◆ **SHORT PROBLEM A**:
Summarize the forum post about counting regex matches in two sentences.

Problems counting regex matches

elcilorien has asked for the wisdom of the Perl Monks concerning the following question:

I'm having difficulties counting the number of matches to some regular expressions. I know you can put the regex in list context, and then convert the list to a scalar (http://stackoverflow.com/questions/1849329/is-there-a-perl-shortcut-to-count-the-number-of-matches-in-a-string), for example using the goatse operator, =()=, but this doesn't seem to be working with my particular regular expression.

In the example below, I'm searching a string to see if either revenue(s), sales or growth occur within three words of the word currency or the phrase "foreign exchange." I cannibalized this regex from this website giving an example of implementing "near" in perl: http://www.regular-expressions.info/near.html.

Spatial layout data
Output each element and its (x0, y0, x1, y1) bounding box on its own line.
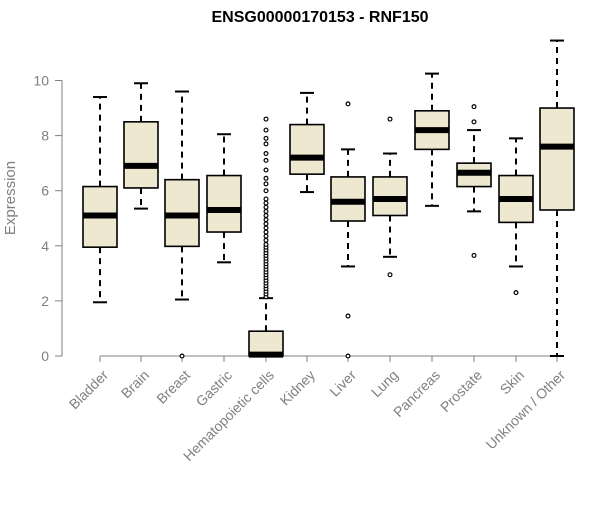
x-tick-label: Prostate (437, 367, 485, 415)
y-tick-label: 8 (41, 128, 49, 144)
box-outlier (263, 116, 269, 122)
box-outlier (263, 181, 269, 187)
box-outlier (513, 290, 519, 296)
box-outlier (263, 167, 269, 173)
box-outlier (263, 141, 269, 147)
box-outlier (179, 353, 185, 359)
box-outlier (263, 241, 269, 247)
box-outlier (471, 104, 477, 110)
y-tick-label: 2 (41, 293, 49, 309)
box-outlier (471, 119, 477, 125)
box-outlier (263, 221, 269, 227)
box-outlier (345, 101, 351, 107)
y-tick-label: 10 (33, 73, 49, 89)
box-outlier (387, 272, 393, 278)
y-tick-label: 0 (41, 348, 49, 364)
x-tick-label: Lung (368, 367, 401, 400)
box-outlier (263, 225, 269, 231)
box-outlier (263, 237, 269, 243)
box-outlier (471, 252, 477, 258)
y-tick-label: 4 (41, 238, 49, 254)
box-body (206, 174, 242, 233)
box-outlier (263, 175, 269, 181)
x-tick-label: Brain (118, 367, 152, 401)
box-outlier (345, 313, 351, 319)
y-tick-label: 6 (41, 183, 49, 199)
box-outlier (263, 208, 269, 214)
box-outlier (263, 204, 269, 210)
box-outlier (263, 217, 269, 223)
box-outlier (263, 196, 269, 202)
x-tick-label: Liver (326, 367, 359, 400)
x-tick-label: Skin (497, 367, 528, 398)
x-tick-label: Kidney (277, 367, 319, 409)
box-outlier (263, 233, 269, 239)
x-tick-label: Breast (153, 367, 193, 407)
box-outlier (263, 188, 269, 194)
box-outlier (345, 353, 351, 359)
x-tick-label: Bladder (66, 367, 112, 413)
box-body (289, 123, 325, 175)
box-outlier (263, 135, 269, 141)
box-outlier (387, 116, 393, 122)
box-outlier (263, 157, 269, 163)
x-tick-label: Pancreas (390, 367, 443, 420)
box-outlier (263, 127, 269, 133)
box-outlier (263, 229, 269, 235)
box-body (123, 121, 159, 189)
box-outlier (263, 200, 269, 206)
y-axis-label: Expression (2, 161, 19, 235)
box-outlier (263, 212, 269, 218)
box-body (539, 107, 575, 211)
box-outlier (263, 151, 269, 157)
chart-title: ENSG00000170153 - RNF150 (211, 9, 428, 26)
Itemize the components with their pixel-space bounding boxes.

◆ **SHORT PROBLEM B**:
How many lines in the entries contain the string "body"?

◆ **REPLY A**:
The poster is having trouble counting matches to some regular expressions, because the usual method of putting the regex in list context and converting the list to a scalar, such as with the goatse operator =()=, doesn't seem to work with their particular regex. Their example searches a string for revenue(s), sales or growth within three words of "currency" or "foreign exchange," using a regex adapted from a website that shows how to implement "near" in Perl.

◆ **REPLY B**:
4